§ **Given task 1**:
Write out the passage of the post on unsecured wifi between "Roland Perry lists" and "to subsequent inhabitants.", inclusive, word for word.

··· Document text ···

Unsecured wifi might be contributory negligence

Roland Perry lists at internetpolicyagency.com
Tue Feb 21 16:00:56 GMT 2012

In article 
<CADWvR2huKsFh0ysvO6hmH4mSvGocJC5FufBMr8_RuhWZzhNfXQ at mail.gmail.com>, 
Igor Mozolevsky <mozolevsky at gmail.com> writes
>> It's not havoc, but risk, and is passed on to subsequent inhabitants.
>Firstly, that only goes to support the point that I was making---your
>liability is limited to yourself and a clearly identifiable *small*
>class of people, not the world of home owners (or in our case Internet
>users) at large. Secondly, I would presume, the earlier inhabitants
>still have the "it wasn't my 'handiwork' that was defective"
>defence---the thing you are suggesting is eliminated for households
>wrt "unsecured" wifi routers.

The analogy is about laws being passed to make domestic technology 
installations meet some minimum standard.

>>> Are you not ending up in a situation where the householders are far
>>> worse off than public wifi providers in this scenario?
>> That's why discussion of liability of intermediaries is so important.
>> It normally excludes the issue of "involuntary intermediaries" though.
>I don't see what point you are trying to make: are you saying that
>public wifi providers ought to be afforded greater protection at law
>than the households,

The laws which give "commercial" intermediaries a degree of protection 
are there precisely to promote the commercial availability of access, 
because no suppliers would be able to take the risk of being in that 
business otherwise.

>> And aren't you arguing that someone who apparently "needs" to run an open
>> domestic wifi point could be a casualty?

···

§ **Given task 2**:
In the rows, take the lines between the lines holding "thumbnail-size-slider[interactable] bbox=[839, 123, 1035, 135]" and "star-filter-icon[interactable]: ★ bbox=[431, 120, 446, 140]", inclusive, and reproduce only those lines with "select-checkbox" replaced by "tick-box" and everything else left unchanged.

··· Data for this task ···

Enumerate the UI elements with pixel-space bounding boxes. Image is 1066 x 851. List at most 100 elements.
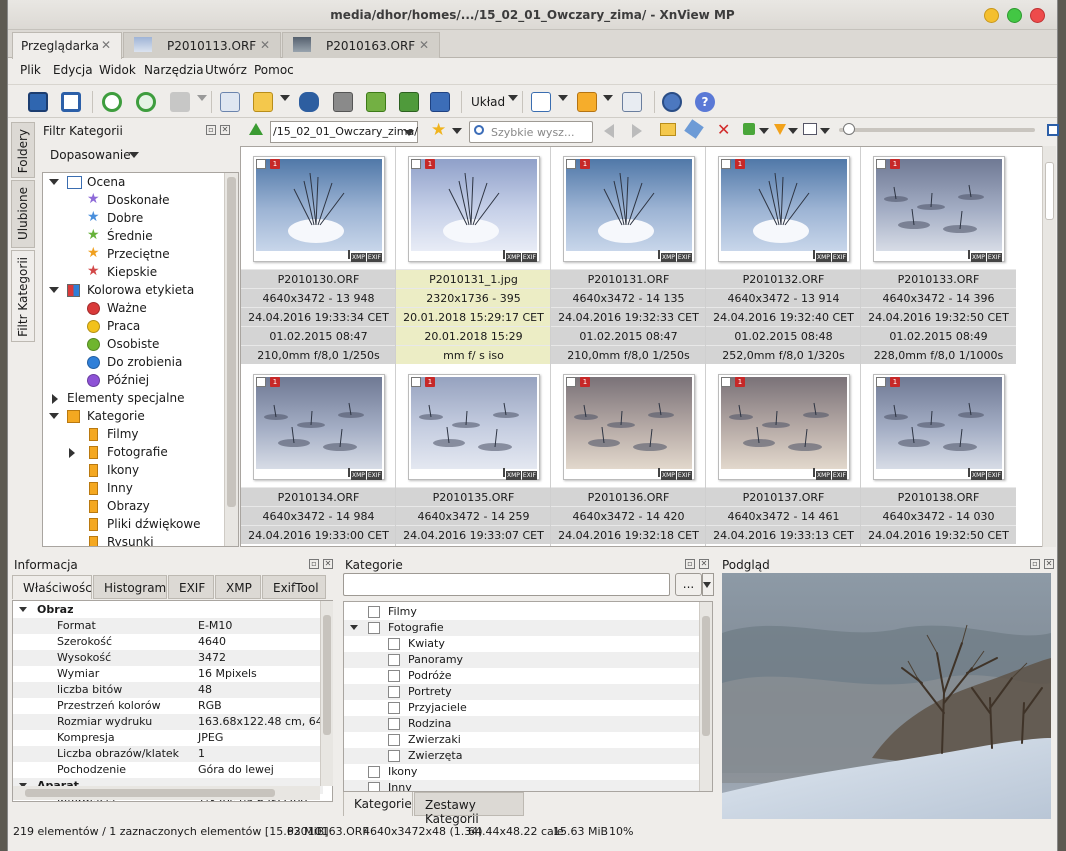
thumbnail-size-slider[interactable] bbox=[839, 123, 1035, 135]
tab-category-sets[interactable]: Zestawy Kategorii bbox=[414, 792, 524, 826]
select-checkbox[interactable] bbox=[876, 159, 886, 169]
thumbnail-cell[interactable]: 1 XMP EXIF P2010133.ORF 4640x3472 - 14 396 2… bbox=[861, 147, 1016, 381]
float-icon[interactable]: ▫ bbox=[685, 559, 695, 569]
category-item[interactable]: Rodzina bbox=[344, 716, 700, 732]
edit-icon[interactable] bbox=[684, 119, 704, 139]
minimize-button[interactable] bbox=[984, 8, 999, 23]
close-icon[interactable]: ✕ bbox=[323, 559, 333, 569]
select-checkbox[interactable] bbox=[411, 377, 421, 387]
find-button[interactable] bbox=[297, 91, 321, 113]
category-item[interactable]: Podróże bbox=[344, 668, 700, 684]
select-checkbox[interactable] bbox=[566, 377, 576, 387]
thumbnail-cell[interactable]: 1 XMP EXIF P2010130.ORF 4640x3472 - 13 948 2… bbox=[241, 147, 396, 381]
fit-button[interactable] bbox=[59, 91, 83, 113]
select-checkbox[interactable] bbox=[721, 159, 731, 169]
category-item[interactable]: Kwiaty bbox=[344, 636, 700, 652]
sync-button[interactable] bbox=[134, 91, 158, 113]
convert-button[interactable] bbox=[364, 91, 388, 113]
tab-xmp[interactable]: XMP bbox=[215, 575, 261, 599]
close-icon[interactable]: ✕ bbox=[101, 38, 111, 52]
label-button[interactable] bbox=[575, 91, 599, 113]
filter-icon[interactable] bbox=[774, 124, 786, 135]
category-checkbox[interactable] bbox=[368, 606, 380, 618]
thumbnail-cell[interactable]: 1 XMP EXIF P2010137.ORF 4640x3472 - 14 461 2… bbox=[706, 365, 861, 546]
category-item[interactable]: Zwierzęta bbox=[344, 748, 700, 764]
star-filter-icon[interactable]: ★ bbox=[431, 120, 446, 140]
category-dropdown[interactable] bbox=[702, 573, 714, 596]
thumbnail-cell[interactable]: 1 XMP EXIF P2010131_1.jpg 2320x1736 - 395 20… bbox=[396, 147, 551, 365]
fullscreen-button[interactable] bbox=[26, 91, 50, 113]
capture-button[interactable] bbox=[428, 91, 452, 113]
tab-histogram[interactable]: Histogram bbox=[93, 575, 167, 599]
category-item[interactable]: Portrety bbox=[344, 684, 700, 700]
category-checkbox[interactable] bbox=[388, 734, 400, 746]
rating-button[interactable] bbox=[529, 91, 553, 113]
close-icon[interactable]: ✕ bbox=[220, 125, 230, 135]
view-mode-icon[interactable] bbox=[803, 123, 817, 135]
close-button[interactable] bbox=[1030, 8, 1045, 23]
float-icon[interactable]: ▫ bbox=[206, 125, 216, 135]
layout-button[interactable]: Układ bbox=[471, 95, 505, 109]
category-checkbox[interactable] bbox=[368, 622, 380, 634]
menu-file[interactable]: Plik bbox=[20, 63, 41, 77]
select-checkbox[interactable] bbox=[876, 377, 886, 387]
chevron-down-icon[interactable] bbox=[350, 625, 358, 630]
chevron-right-icon[interactable] bbox=[52, 394, 58, 404]
category-item[interactable]: Fotografie bbox=[344, 620, 700, 636]
menu-create[interactable]: Utwórz bbox=[205, 63, 247, 77]
maximize-button[interactable] bbox=[1007, 8, 1022, 23]
delete-icon[interactable]: ✕ bbox=[717, 120, 730, 139]
tab-image-1[interactable]: P2010113.ORF ✕ bbox=[123, 32, 281, 58]
tree-scrollbar[interactable] bbox=[224, 173, 238, 546]
category-item[interactable]: Przyjaciele bbox=[344, 700, 700, 716]
category-checkbox[interactable] bbox=[388, 638, 400, 650]
category-item[interactable]: Ikony bbox=[344, 764, 700, 780]
tab-exiftool[interactable]: ExifTool bbox=[262, 575, 326, 599]
thumbnail-cell[interactable]: 1 XMP EXIF P2010132.ORF 4640x3472 - 13 914 2… bbox=[706, 147, 861, 381]
thumbnail-cell[interactable]: 1 XMP EXIF P2010138.ORF 4640x3472 - 14 030 2… bbox=[861, 365, 1016, 546]
info-button[interactable] bbox=[218, 91, 242, 113]
thumbnail-cell[interactable]: 1 XMP EXIF P2010134.ORF 4640x3472 - 14 984 2… bbox=[241, 365, 396, 546]
category-checkbox[interactable] bbox=[388, 670, 400, 682]
close-icon[interactable]: ✕ bbox=[699, 559, 709, 569]
match-dropdown[interactable]: Dopasowanie bbox=[50, 148, 139, 162]
close-icon[interactable]: ✕ bbox=[260, 38, 270, 52]
tab-properties[interactable]: Właściwości bbox=[12, 575, 95, 599]
chevron-down-icon[interactable] bbox=[19, 607, 27, 612]
network-button[interactable] bbox=[620, 91, 644, 113]
slideshow-button[interactable] bbox=[397, 91, 421, 113]
layout-toggle-icon[interactable] bbox=[1047, 124, 1059, 136]
new-folder-icon[interactable] bbox=[660, 123, 676, 136]
category-checkbox[interactable] bbox=[388, 702, 400, 714]
category-checkbox[interactable] bbox=[388, 654, 400, 666]
thumbnail-cell[interactable]: 1 XMP EXIF P2010135.ORF 4640x3472 - 14 259 2… bbox=[396, 365, 551, 546]
select-checkbox[interactable] bbox=[721, 377, 731, 387]
tab-category-filter[interactable]: Filtr Kategorii bbox=[11, 250, 35, 342]
category-checkbox[interactable] bbox=[368, 782, 380, 791]
thumbnail-cell[interactable]: 1 XMP EXIF P2010136.ORF 4640x3472 - 14 420 2… bbox=[551, 365, 706, 546]
category-input[interactable] bbox=[343, 573, 670, 596]
category-checkbox[interactable] bbox=[388, 750, 400, 762]
search-input[interactable]: Szybkie wysz... bbox=[469, 121, 593, 143]
category-browse-button[interactable]: ... bbox=[675, 573, 702, 596]
rotate-button[interactable] bbox=[168, 91, 192, 113]
properties-hscrollbar[interactable] bbox=[13, 786, 320, 800]
grid-scrollbar[interactable] bbox=[1042, 146, 1056, 547]
category-checkbox[interactable] bbox=[388, 718, 400, 730]
tab-exif[interactable]: EXIF bbox=[168, 575, 214, 599]
folder-button[interactable] bbox=[251, 91, 275, 113]
tab-categories[interactable]: Kategorie bbox=[343, 792, 413, 816]
path-combo[interactable]: /15_02_01_Owczary_zima/ bbox=[270, 121, 418, 143]
select-checkbox[interactable] bbox=[256, 159, 266, 169]
menu-tools[interactable]: Narzędzia bbox=[144, 63, 204, 77]
select-checkbox[interactable] bbox=[411, 159, 421, 169]
chevron-right-icon[interactable] bbox=[69, 448, 75, 458]
select-checkbox[interactable] bbox=[566, 159, 576, 169]
float-icon[interactable]: ▫ bbox=[1030, 559, 1040, 569]
category-checkbox[interactable] bbox=[388, 686, 400, 698]
category-item[interactable]: Zwierzaki bbox=[344, 732, 700, 748]
thumbnail-cell[interactable]: 1 XMP EXIF P2010131.ORF 4640x3472 - 14 135 2… bbox=[551, 147, 706, 381]
tag-icon[interactable] bbox=[743, 123, 755, 135]
category-item[interactable]: Panoramy bbox=[344, 652, 700, 668]
tab-image-2[interactable]: P2010163.ORF ✕ bbox=[282, 32, 440, 58]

···

§ **Task result 1**:
Roland Perry lists at internetpolicyagency.com
Tue Feb 21 16:00:56 GMT 2012

In article 
<CADWvR2huKsFh0ysvO6hmH4mSvGocJC5FufBMr8_RuhWZzhNfXQ at mail.gmail.com>, 
Igor Mozolevsky <mozolevsky at gmail.com> writes
>> It's not havoc, but risk, and is passed on to subsequent inhabitants.

§ **Task result 2**:
thumbnail-size-slider[interactable] bbox=[839, 123, 1035, 135]
tab-category-sets[interactable]: Zestawy Kategorii bbox=[414, 792, 524, 826]
tick-box[interactable] bbox=[876, 159, 886, 169]
thumbnail-cell[interactable]: 1 XMP EXIF P2010133.ORF 4640x3472 - 14 396 2… bbox=[861, 147, 1016, 381]
float-icon[interactable]: ▫ bbox=[685, 559, 695, 569]
category-item[interactable]: Rodzina bbox=[344, 716, 700, 732]
edit-icon[interactable] bbox=[684, 119, 704, 139]
minimize-button[interactable] bbox=[984, 8, 999, 23]
close-icon[interactable]: ✕ bbox=[323, 559, 333, 569]
tick-box[interactable] bbox=[411, 377, 421, 387]
find-button[interactable] bbox=[297, 91, 321, 113]
category-item[interactable]: Podróże bbox=[344, 668, 700, 684]
tick-box[interactable] bbox=[566, 377, 576, 387]
thumbnail-cell[interactable]: 1 XMP EXIF P2010130.ORF 4640x3472 - 13 948 2… bbox=[241, 147, 396, 381]
fit-button[interactable] bbox=[59, 91, 83, 113]
tick-box[interactable] bbox=[721, 159, 731, 169]
category-item[interactable]: Kwiaty bbox=[344, 636, 700, 652]
sync-button[interactable] bbox=[134, 91, 158, 113]
convert-button[interactable] bbox=[364, 91, 388, 113]
tab-xmp[interactable]: XMP bbox=[215, 575, 261, 599]
close-icon[interactable]: ✕ bbox=[101, 38, 111, 52]
label-button[interactable] bbox=[575, 91, 599, 113]
filter-icon[interactable] bbox=[774, 124, 786, 135]
category-checkbox[interactable] bbox=[368, 606, 380, 618]
thumbnail-cell[interactable]: 1 XMP EXIF P2010137.ORF 4640x3472 - 14 461 2… bbox=[706, 365, 861, 546]
category-item[interactable]: Zwierzęta bbox=[344, 748, 700, 764]
star-filter-icon[interactable]: ★ bbox=[431, 120, 446, 140]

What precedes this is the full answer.